* [Written task]
Copy out each line that has "époque" in it.

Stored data
+ + + + +

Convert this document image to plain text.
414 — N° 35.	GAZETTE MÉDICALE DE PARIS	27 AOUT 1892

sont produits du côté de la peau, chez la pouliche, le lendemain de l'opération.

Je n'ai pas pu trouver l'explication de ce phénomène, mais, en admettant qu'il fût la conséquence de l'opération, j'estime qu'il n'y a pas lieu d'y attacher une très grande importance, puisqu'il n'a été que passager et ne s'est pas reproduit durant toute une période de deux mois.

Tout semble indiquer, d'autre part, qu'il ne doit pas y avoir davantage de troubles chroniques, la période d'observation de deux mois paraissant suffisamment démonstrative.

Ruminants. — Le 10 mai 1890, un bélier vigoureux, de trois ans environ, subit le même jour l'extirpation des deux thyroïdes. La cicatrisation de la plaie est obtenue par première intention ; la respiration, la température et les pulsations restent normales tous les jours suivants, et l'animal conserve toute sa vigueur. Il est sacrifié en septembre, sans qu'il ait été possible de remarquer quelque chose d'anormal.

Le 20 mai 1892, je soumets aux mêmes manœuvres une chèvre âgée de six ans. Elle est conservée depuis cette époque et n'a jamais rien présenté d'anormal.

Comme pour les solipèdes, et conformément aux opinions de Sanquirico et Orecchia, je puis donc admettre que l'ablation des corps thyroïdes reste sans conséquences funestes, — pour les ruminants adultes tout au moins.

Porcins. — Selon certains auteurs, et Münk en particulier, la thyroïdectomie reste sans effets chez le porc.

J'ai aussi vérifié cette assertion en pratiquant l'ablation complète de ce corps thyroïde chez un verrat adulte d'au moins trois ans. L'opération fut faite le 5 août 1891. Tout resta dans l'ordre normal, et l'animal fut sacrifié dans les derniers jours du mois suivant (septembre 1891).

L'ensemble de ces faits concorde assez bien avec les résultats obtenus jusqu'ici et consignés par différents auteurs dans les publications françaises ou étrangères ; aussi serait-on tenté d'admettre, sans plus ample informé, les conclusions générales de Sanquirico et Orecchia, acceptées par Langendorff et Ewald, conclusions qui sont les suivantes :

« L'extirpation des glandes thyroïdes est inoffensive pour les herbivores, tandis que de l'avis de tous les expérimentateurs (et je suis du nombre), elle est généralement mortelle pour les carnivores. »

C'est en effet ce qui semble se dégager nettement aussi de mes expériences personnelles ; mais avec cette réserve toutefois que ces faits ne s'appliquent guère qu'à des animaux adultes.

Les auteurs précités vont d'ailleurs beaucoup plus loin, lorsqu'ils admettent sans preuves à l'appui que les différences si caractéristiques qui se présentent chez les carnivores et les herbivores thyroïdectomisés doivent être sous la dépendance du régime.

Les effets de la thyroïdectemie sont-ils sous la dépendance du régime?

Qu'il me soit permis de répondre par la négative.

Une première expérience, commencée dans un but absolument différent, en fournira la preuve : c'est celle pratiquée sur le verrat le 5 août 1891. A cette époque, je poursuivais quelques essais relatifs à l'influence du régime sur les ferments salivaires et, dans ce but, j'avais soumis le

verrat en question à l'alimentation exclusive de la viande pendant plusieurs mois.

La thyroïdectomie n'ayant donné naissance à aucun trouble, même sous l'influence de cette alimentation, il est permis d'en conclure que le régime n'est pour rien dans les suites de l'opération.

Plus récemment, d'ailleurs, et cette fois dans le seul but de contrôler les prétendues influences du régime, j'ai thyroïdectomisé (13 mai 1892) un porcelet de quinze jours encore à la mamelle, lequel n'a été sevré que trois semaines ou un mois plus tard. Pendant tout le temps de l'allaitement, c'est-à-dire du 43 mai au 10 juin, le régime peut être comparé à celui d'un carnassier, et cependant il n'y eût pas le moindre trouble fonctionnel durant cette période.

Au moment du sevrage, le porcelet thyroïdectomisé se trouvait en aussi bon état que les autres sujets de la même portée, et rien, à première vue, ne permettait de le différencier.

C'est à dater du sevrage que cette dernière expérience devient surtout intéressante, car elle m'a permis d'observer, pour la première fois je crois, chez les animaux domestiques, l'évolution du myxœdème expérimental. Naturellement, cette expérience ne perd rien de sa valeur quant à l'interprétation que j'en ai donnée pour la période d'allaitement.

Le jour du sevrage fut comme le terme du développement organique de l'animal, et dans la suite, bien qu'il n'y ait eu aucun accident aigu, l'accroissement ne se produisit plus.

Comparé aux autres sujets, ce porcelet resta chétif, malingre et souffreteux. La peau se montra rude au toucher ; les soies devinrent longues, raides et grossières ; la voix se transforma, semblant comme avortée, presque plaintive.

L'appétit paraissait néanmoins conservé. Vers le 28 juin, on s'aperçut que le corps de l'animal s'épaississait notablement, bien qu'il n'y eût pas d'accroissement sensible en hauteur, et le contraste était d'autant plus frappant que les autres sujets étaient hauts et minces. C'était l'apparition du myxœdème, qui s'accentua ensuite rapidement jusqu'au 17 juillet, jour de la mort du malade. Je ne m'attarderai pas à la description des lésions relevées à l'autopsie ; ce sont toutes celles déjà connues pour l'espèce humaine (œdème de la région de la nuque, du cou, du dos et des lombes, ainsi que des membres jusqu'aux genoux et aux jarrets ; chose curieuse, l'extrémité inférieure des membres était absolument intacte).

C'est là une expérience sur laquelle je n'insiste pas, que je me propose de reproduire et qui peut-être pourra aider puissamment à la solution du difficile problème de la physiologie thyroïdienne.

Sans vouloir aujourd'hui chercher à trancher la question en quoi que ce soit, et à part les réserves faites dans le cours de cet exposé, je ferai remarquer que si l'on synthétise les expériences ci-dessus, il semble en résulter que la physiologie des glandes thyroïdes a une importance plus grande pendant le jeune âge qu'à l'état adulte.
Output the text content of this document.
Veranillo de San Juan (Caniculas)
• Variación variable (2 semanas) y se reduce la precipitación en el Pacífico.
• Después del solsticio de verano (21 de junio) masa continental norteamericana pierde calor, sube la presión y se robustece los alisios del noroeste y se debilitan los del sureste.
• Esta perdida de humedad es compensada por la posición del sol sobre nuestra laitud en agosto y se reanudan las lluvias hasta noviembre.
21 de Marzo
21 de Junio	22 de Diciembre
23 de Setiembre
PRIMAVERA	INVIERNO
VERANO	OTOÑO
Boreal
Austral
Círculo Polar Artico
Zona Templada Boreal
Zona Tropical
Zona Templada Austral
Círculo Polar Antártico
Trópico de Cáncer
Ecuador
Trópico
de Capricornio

+ + + + +

* [Answer to this problem]
Le 20 mai 1892, je soumets aux mêmes manœuvres une chèvre âgée de six ans. Elle est conservée depuis cette époque et n'a jamais rien présenté d'anormal.
Une première expérience, commencée dans un but absolument différent, en fournira la preuve : c'est celle pratiquée sur le verrat le 5 août 1891. A cette époque, je poursuivais quelques essais relatifs à l'influence du régime sur les ferments salivaires et, dans ce but, j'avais soumis le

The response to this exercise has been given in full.